• Set problem:
For the material that follows, list every line containing the word "name".

[Entries from a dataset]
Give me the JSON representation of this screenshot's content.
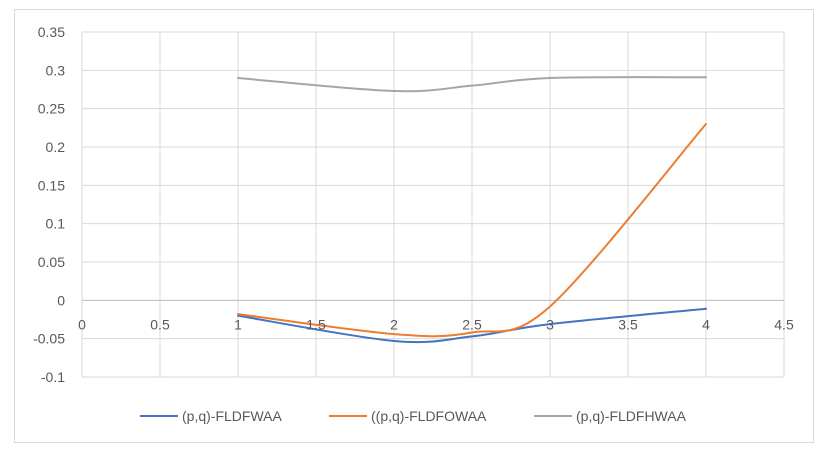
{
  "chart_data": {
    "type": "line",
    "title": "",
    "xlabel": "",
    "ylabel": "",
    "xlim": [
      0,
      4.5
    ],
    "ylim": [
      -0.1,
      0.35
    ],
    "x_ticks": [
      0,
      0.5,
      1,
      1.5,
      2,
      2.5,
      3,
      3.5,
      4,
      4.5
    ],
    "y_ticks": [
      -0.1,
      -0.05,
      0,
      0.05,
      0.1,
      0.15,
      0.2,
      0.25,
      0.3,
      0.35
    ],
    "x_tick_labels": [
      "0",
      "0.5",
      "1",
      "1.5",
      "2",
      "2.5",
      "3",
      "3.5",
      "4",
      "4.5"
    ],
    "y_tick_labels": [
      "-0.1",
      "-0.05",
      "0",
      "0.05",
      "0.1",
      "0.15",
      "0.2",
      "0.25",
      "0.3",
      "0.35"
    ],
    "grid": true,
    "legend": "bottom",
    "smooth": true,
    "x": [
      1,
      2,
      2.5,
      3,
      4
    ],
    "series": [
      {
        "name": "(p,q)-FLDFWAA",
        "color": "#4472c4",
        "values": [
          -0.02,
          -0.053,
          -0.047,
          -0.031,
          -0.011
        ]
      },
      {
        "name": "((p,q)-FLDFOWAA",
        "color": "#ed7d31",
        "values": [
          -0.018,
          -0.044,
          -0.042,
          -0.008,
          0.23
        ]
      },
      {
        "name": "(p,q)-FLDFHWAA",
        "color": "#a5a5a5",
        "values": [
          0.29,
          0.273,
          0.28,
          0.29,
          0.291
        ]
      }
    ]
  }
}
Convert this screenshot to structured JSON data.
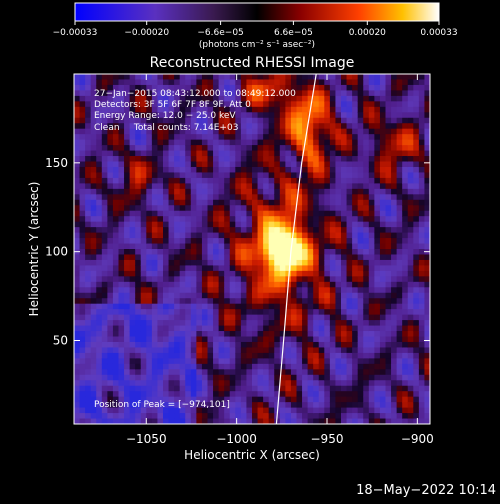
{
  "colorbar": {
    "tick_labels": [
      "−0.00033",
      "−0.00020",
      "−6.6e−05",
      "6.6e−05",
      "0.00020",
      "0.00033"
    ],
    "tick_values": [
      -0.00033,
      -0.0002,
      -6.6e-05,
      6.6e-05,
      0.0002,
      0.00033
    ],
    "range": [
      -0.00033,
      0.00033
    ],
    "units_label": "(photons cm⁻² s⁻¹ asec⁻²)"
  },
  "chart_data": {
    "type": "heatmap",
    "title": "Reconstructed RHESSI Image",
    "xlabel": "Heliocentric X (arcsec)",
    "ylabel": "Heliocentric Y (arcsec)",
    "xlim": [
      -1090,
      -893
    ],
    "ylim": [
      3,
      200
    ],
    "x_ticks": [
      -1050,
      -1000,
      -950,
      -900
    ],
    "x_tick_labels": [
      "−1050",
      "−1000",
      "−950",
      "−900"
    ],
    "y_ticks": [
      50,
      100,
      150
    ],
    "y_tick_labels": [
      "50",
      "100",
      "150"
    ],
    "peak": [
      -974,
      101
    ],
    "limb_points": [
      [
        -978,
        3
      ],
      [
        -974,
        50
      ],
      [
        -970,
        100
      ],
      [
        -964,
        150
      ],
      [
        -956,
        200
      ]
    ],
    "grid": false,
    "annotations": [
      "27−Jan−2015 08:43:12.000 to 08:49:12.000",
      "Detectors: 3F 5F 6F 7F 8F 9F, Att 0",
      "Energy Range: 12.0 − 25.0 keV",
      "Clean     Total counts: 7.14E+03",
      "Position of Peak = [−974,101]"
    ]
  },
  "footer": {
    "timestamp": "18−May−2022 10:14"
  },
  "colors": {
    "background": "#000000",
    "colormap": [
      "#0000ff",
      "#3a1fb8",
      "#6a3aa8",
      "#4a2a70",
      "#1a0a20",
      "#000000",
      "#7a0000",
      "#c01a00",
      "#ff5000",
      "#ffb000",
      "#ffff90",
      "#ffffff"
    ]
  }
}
---
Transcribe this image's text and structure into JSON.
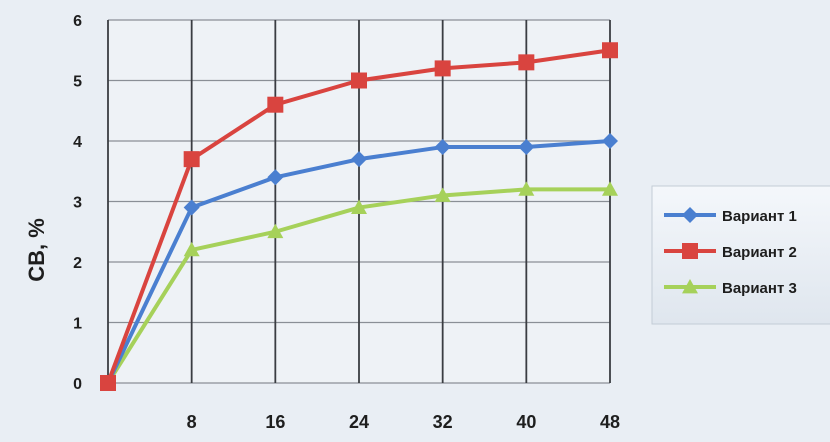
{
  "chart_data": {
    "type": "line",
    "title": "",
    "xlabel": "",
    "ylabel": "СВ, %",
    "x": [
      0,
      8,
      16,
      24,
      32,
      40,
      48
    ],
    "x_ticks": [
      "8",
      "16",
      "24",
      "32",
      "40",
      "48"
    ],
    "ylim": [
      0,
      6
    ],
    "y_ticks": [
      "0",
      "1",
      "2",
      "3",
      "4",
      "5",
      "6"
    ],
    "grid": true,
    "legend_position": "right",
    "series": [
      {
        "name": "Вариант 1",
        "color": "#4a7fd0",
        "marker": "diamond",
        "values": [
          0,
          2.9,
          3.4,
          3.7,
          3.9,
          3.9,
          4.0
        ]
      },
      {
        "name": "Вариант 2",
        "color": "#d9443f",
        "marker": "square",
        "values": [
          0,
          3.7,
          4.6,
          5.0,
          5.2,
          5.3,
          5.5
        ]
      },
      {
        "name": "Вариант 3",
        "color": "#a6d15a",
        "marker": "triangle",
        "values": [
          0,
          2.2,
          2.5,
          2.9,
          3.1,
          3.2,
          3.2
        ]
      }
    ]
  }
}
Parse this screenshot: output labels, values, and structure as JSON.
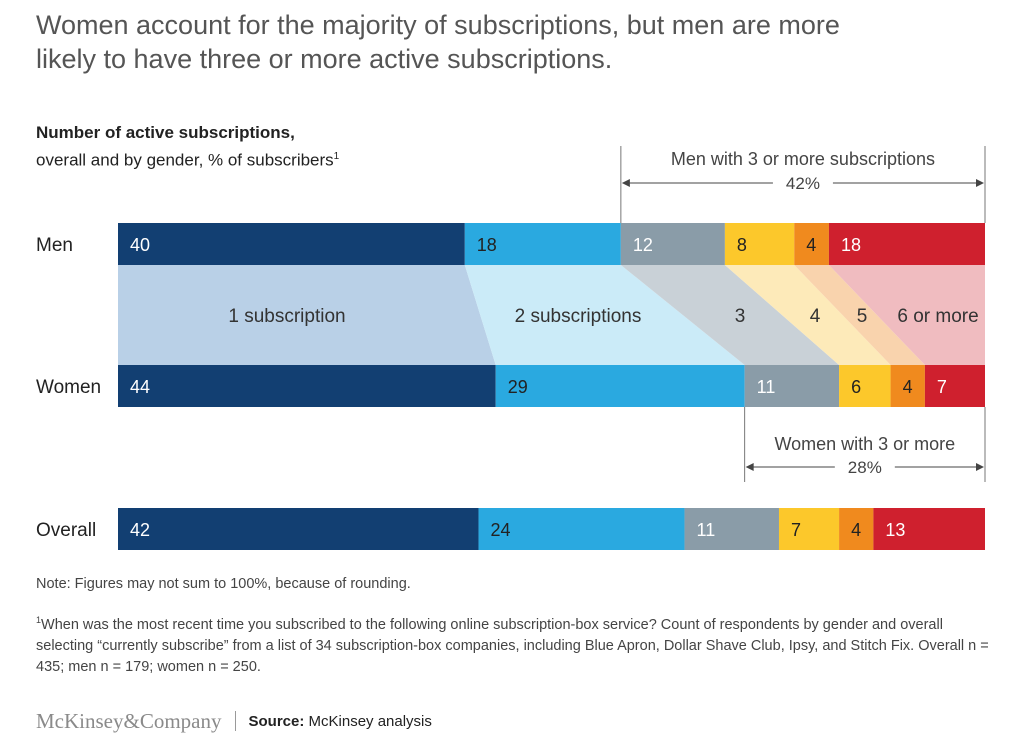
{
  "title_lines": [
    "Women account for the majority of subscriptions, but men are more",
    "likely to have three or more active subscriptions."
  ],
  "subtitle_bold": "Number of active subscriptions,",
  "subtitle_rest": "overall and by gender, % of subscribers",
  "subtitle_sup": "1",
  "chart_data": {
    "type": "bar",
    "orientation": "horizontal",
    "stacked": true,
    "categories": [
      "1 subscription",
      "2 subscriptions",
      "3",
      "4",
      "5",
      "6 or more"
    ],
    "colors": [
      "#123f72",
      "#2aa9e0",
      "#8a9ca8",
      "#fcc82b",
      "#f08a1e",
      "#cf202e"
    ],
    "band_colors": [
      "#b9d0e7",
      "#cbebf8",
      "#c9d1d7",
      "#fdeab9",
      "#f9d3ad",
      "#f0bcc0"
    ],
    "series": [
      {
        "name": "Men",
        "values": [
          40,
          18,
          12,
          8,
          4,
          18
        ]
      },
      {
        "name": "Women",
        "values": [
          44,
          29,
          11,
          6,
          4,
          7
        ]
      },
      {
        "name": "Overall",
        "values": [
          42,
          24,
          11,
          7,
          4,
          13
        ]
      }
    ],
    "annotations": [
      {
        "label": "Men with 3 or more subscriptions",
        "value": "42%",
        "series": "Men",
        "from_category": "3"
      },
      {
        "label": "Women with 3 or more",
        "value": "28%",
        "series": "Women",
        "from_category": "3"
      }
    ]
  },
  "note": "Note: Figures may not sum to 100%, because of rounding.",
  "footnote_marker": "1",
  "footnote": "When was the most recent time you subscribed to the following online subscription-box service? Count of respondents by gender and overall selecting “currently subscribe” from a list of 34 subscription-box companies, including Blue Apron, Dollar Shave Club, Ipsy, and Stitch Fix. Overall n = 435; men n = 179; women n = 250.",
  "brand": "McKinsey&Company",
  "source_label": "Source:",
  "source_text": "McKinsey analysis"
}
* * *
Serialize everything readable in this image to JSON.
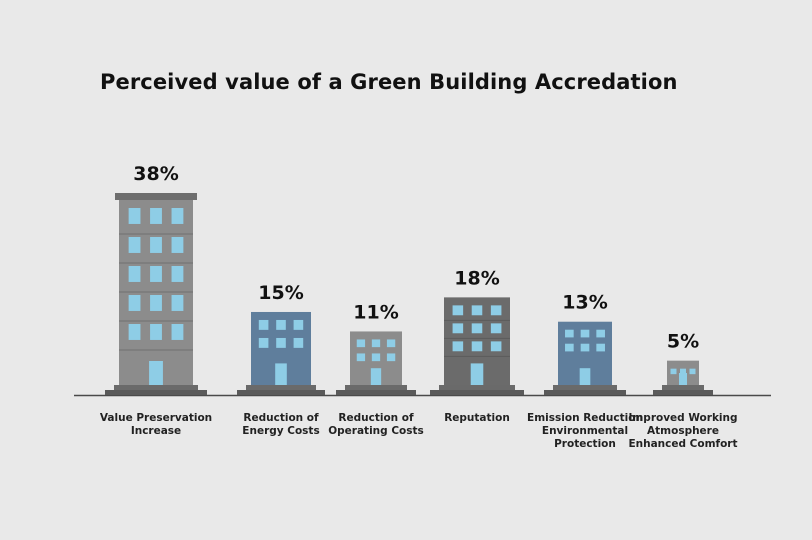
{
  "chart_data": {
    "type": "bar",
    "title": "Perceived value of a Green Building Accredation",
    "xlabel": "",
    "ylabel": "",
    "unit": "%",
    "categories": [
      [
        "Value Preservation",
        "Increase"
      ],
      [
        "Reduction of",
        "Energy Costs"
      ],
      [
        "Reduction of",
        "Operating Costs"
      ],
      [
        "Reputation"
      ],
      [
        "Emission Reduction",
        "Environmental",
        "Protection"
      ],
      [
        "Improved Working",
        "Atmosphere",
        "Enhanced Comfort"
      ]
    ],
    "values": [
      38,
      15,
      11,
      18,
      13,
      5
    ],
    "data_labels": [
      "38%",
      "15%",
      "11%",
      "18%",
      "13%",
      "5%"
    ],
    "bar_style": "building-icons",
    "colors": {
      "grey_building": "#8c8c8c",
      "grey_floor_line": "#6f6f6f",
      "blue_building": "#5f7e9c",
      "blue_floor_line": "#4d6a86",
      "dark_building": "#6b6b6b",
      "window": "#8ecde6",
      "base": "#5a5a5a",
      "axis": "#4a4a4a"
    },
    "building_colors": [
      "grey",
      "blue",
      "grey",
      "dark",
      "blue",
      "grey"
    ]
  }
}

• Exercise solution:
        "name": "(p,q)-FLDFWAA",
        "name": "((p,q)-FLDFOWAA",
        "name": "(p,q)-FLDFHWAA",
        "name": "Вариант 1",
        "name": "Вариант 2",
        "name": "Вариант 3",
        "name": "Men",
        "name": "Women",
        "name": "Overall",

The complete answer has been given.